═════ Passage to read ═════

Other inserts include dashboards, which are mostly decorative inserts to protect the paper in the rest of your planner, and a variety of pockets and holders to store your crap. Personally, I use the front of my dashboard to hold pads of sticky notes and the back to store my personal information in the event that my planner is lost. I have a credit card holder that I keep business cards in and a small zipper pocket to hold stamps, cards of washi tape, and a few clips. I also keep a few small coin envelopes to hold odds and sods like stray stickers.
Stickers and Fun Stuff
This is where things really get crazy (and kind of fun). There are four basic decoration resources for planners: washi tape, stickers, die-cuts and these things called Project Life cards which feature inspirational sayings on small, colorful cards. Truth be told, you can use anything to customize your planner and its pages. I like to cut the inspirational messages from my Yogi Peach Detox tea and save those. There are tons of resources on Etsy and beyond for planner stickers. I like to use a few stickers to denote appointments and stuff on my calendar, but planners like the Happy Planner are all about stickers. You can create elaborate layouts on which to plan your days with just stickers. Since I design my dailies and they are printed with decorations, I focus more on the functional aspects of planning, but I do like to use washi tape to reinforce my paper and add a little pizzazz.
Tips and Tricks
The number one thing is to use it. Make it a part of your daily ritual. I have come to enjoy spending time in my planner. In many ways it connects me to how I spend my time, which in itself is invaluable. I enjoy the decorative aspects of it as well, punctuating my days with stickers and doodling in my appointments. It also helps to keep me focused by pull all the disparate sections of my life into one common place. Digital life is inherently decentralized and I like that my planner is my home base.

═════ Data supplied ═════

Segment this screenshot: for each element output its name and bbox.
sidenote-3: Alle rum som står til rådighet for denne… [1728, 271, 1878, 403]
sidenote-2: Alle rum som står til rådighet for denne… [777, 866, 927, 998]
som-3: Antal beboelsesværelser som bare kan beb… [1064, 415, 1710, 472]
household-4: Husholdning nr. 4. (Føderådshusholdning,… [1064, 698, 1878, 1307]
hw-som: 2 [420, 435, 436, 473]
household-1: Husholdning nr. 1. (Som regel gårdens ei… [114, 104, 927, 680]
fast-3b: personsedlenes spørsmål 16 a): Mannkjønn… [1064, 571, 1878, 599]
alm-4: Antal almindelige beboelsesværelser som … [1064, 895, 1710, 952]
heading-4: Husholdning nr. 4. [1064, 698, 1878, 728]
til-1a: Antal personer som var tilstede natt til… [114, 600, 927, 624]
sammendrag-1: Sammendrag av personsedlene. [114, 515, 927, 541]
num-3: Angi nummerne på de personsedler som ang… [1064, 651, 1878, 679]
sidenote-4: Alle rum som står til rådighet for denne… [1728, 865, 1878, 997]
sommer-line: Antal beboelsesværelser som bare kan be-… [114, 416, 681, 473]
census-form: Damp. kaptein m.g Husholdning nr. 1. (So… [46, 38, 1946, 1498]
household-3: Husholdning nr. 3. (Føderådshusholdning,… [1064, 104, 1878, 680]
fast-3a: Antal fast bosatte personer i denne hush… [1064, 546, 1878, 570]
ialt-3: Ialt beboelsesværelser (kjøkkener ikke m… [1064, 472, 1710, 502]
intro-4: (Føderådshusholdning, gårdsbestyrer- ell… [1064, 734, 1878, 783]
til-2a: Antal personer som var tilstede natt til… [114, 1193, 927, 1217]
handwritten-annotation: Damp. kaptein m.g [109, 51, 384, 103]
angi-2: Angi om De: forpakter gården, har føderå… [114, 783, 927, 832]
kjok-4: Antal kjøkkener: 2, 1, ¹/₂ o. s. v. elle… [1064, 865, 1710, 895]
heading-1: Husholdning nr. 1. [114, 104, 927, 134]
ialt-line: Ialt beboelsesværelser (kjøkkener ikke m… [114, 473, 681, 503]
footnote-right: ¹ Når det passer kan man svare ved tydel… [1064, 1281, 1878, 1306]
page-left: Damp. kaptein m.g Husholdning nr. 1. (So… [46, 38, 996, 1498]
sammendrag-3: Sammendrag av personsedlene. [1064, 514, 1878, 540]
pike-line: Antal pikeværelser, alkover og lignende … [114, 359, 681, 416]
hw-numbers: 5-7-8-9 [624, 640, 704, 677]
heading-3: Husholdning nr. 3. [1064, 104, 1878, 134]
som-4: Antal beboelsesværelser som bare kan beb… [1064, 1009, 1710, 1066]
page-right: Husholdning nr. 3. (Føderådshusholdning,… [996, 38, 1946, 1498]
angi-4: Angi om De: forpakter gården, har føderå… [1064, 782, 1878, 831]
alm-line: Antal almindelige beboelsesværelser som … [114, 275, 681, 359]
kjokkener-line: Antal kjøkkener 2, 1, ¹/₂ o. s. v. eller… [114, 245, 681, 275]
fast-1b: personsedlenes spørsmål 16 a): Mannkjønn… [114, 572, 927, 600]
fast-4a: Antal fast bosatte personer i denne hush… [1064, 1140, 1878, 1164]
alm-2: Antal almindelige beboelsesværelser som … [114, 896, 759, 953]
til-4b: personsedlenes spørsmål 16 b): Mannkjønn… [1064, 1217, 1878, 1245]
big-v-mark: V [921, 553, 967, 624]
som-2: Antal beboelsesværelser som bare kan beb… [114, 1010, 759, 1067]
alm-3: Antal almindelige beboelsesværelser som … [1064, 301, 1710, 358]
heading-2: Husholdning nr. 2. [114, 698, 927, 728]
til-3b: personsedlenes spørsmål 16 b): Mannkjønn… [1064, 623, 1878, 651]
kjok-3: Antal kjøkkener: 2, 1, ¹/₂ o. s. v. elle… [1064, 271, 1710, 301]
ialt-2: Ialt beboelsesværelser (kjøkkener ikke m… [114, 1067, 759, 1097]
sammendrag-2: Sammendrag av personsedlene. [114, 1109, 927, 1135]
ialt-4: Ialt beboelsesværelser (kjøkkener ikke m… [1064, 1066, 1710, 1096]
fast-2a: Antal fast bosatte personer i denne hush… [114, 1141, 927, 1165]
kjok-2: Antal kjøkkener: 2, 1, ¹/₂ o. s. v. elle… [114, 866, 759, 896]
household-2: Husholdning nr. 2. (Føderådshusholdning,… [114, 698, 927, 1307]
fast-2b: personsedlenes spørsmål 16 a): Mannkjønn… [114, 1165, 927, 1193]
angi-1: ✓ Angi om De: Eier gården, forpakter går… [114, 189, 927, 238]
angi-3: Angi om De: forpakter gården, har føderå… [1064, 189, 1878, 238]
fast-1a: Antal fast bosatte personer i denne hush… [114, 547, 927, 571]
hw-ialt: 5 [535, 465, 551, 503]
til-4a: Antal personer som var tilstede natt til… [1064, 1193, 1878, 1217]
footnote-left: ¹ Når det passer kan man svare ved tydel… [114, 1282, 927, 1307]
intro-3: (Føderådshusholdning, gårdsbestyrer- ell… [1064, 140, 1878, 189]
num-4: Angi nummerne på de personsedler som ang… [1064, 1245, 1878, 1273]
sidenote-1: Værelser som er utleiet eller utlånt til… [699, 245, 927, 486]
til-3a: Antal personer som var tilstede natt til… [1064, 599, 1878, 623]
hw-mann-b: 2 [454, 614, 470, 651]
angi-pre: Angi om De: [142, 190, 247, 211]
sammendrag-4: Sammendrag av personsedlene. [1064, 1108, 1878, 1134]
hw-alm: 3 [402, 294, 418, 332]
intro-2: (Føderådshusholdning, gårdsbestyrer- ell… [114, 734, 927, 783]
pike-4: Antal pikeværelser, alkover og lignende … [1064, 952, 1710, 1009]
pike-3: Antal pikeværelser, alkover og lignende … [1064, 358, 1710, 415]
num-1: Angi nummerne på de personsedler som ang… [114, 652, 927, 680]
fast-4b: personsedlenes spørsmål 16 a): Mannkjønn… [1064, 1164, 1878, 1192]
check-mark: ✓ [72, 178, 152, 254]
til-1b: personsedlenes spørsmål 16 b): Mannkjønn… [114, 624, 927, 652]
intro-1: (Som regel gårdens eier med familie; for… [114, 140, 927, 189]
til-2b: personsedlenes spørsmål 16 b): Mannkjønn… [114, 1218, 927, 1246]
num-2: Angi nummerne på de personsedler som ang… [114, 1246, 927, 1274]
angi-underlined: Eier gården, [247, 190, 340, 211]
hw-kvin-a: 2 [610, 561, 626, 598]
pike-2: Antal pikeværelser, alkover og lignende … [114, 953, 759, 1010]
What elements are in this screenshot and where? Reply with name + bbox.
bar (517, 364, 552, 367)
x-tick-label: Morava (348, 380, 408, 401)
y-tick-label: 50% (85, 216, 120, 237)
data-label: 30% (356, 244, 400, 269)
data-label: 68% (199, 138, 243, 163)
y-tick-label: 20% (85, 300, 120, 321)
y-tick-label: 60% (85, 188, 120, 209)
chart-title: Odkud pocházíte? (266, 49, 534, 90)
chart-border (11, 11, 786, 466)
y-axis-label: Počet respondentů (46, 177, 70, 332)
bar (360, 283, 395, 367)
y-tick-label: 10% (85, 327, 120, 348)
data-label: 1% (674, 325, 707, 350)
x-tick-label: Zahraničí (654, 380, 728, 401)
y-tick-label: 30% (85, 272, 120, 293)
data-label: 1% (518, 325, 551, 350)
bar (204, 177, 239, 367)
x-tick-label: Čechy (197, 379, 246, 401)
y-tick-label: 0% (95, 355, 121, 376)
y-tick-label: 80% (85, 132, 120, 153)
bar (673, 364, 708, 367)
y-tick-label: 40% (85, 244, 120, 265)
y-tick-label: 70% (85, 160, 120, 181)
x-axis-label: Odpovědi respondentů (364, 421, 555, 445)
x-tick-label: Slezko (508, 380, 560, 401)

═════

__Questions to answer__.
(a) According to the planner text, what are the four basic decoration resources for planners?
(b) Carry on the planner text from its final sentence.
The listing is unrelated to the planner text.

__Answers for the exercise__.
(a) Washi tape, stickers, die-cuts, and Project Life cards.

(b)
You don't have to go overboard with buying lots of inserts and stuff to get your planner started. Use what you have around you and build on that. Incorporate your creative side by designing your own dashboards and reuse common materials like window envelopes from junk mail or pages out of a magazine to make a collage. You can make your own dividers out of manila envelopes or other heavy cardstock. Use your imagination.
Only include what you will use. I've seen some pretty chunky planners out there, full of multiple dashboards . The planners are pretty but not conducive to staying organized. The beauty of the planner is that you can switch out items at any time and change the look to your heart's delight.
Recycle. You can make your own cute planner clips by tying grosgrain ribbon from a gift around a jumbo paper clip. Voila! Envelopes can be made from sheets of paper.
Color Code. Washi is great for this - create visual cues by color coding tasks or things to do. And speaking of washi, instead of carrying around tons of rolls of tape, wrap some onto an old gift card or hotel card to make it transportable.
There are zillions of planner resources available online. Who thought such a Luddite-leaning activity would have a dedicated digital following.